● EXERCISE DIRECTIONS:
Reproduce the rows character for character, starting with the first row and going on through the row that contains "325, 62, 342]", including both.

[Items from a dataset]
┏━━

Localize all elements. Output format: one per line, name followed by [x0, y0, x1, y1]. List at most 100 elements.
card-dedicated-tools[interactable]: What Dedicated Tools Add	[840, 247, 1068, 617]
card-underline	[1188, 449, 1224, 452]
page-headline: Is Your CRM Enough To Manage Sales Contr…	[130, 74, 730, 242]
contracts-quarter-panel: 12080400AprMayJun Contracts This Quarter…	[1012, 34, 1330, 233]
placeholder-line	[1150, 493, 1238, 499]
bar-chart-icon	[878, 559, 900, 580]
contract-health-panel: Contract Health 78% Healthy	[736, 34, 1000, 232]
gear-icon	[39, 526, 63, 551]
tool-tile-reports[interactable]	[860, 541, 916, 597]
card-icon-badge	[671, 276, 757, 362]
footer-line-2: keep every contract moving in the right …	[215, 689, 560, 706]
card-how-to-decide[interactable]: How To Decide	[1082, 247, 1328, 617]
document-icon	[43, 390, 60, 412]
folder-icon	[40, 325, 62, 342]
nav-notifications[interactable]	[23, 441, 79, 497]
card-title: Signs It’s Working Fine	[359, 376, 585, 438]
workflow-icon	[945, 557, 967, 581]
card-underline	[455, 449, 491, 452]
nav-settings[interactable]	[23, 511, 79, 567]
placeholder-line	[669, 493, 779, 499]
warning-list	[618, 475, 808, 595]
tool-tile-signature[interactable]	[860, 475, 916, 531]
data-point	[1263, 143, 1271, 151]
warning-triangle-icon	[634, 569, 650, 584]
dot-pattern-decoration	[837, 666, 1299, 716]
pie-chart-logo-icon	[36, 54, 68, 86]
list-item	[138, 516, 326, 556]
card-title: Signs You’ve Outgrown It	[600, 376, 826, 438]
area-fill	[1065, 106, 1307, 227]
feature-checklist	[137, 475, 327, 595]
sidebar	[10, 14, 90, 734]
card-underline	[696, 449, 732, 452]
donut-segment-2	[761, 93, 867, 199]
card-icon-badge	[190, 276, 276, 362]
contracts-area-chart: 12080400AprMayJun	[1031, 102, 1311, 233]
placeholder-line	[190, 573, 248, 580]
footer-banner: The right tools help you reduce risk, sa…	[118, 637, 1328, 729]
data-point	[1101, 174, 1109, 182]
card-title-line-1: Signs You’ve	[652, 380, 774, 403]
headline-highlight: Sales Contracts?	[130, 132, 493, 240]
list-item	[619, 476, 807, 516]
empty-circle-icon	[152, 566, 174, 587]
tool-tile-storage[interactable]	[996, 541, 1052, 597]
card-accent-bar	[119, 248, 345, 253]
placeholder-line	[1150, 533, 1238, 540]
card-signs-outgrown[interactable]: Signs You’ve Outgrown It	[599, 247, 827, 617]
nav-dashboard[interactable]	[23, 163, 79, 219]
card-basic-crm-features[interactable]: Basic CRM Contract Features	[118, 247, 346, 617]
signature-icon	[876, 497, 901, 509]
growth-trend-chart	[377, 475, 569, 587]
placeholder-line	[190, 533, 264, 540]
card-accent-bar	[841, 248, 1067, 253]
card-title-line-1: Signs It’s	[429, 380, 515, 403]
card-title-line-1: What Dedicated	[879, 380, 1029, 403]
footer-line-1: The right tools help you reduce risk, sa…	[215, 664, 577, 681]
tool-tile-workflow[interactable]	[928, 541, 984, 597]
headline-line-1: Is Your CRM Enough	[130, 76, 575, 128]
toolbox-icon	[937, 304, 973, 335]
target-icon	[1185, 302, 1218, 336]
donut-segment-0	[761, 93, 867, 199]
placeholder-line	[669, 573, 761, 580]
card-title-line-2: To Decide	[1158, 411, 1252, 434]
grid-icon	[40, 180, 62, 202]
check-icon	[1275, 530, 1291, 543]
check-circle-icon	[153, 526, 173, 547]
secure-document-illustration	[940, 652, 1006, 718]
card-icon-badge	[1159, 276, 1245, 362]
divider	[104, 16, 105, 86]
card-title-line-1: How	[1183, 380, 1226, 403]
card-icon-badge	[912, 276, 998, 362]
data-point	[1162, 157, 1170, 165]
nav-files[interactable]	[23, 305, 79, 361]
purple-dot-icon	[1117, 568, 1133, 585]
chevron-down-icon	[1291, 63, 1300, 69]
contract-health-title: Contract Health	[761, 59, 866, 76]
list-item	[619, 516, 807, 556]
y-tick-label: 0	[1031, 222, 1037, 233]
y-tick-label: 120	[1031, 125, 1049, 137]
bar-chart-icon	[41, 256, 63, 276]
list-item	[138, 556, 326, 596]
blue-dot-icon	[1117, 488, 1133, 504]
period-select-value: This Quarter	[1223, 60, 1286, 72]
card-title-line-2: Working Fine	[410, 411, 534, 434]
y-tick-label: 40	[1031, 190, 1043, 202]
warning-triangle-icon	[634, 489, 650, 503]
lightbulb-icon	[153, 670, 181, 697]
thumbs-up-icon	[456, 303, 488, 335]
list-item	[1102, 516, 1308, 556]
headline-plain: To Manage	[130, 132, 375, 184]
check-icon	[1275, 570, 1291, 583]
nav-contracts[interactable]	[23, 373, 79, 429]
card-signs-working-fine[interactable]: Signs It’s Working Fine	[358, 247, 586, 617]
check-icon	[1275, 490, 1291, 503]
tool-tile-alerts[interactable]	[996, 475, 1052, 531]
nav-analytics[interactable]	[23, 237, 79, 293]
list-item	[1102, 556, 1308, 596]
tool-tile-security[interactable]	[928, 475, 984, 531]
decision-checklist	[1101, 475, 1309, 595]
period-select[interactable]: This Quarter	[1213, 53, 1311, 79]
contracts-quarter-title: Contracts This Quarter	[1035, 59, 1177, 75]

┗━━

● EXERCISE OUTPUT:
Localize all elements. Output format: one per line, name followed by [x0, y0, x1, y1]. List at most 100 elements.
card-dedicated-tools[interactable]: What Dedicated Tools Add	[840, 247, 1068, 617]
card-underline	[1188, 449, 1224, 452]
page-headline: Is Your CRM Enough To Manage Sales Contr…	[130, 74, 730, 242]
contracts-quarter-panel: 12080400AprMayJun Contracts This Quarter…	[1012, 34, 1330, 233]
placeholder-line	[1150, 493, 1238, 499]
bar-chart-icon	[878, 559, 900, 580]
contract-health-panel: Contract Health 78% Healthy	[736, 34, 1000, 232]
gear-icon	[39, 526, 63, 551]
tool-tile-reports[interactable]	[860, 541, 916, 597]
card-icon-badge	[671, 276, 757, 362]
footer-line-2: keep every contract moving in the right …	[215, 689, 560, 706]
card-how-to-decide[interactable]: How To Decide	[1082, 247, 1328, 617]
document-icon	[43, 390, 60, 412]
folder-icon	[40, 325, 62, 342]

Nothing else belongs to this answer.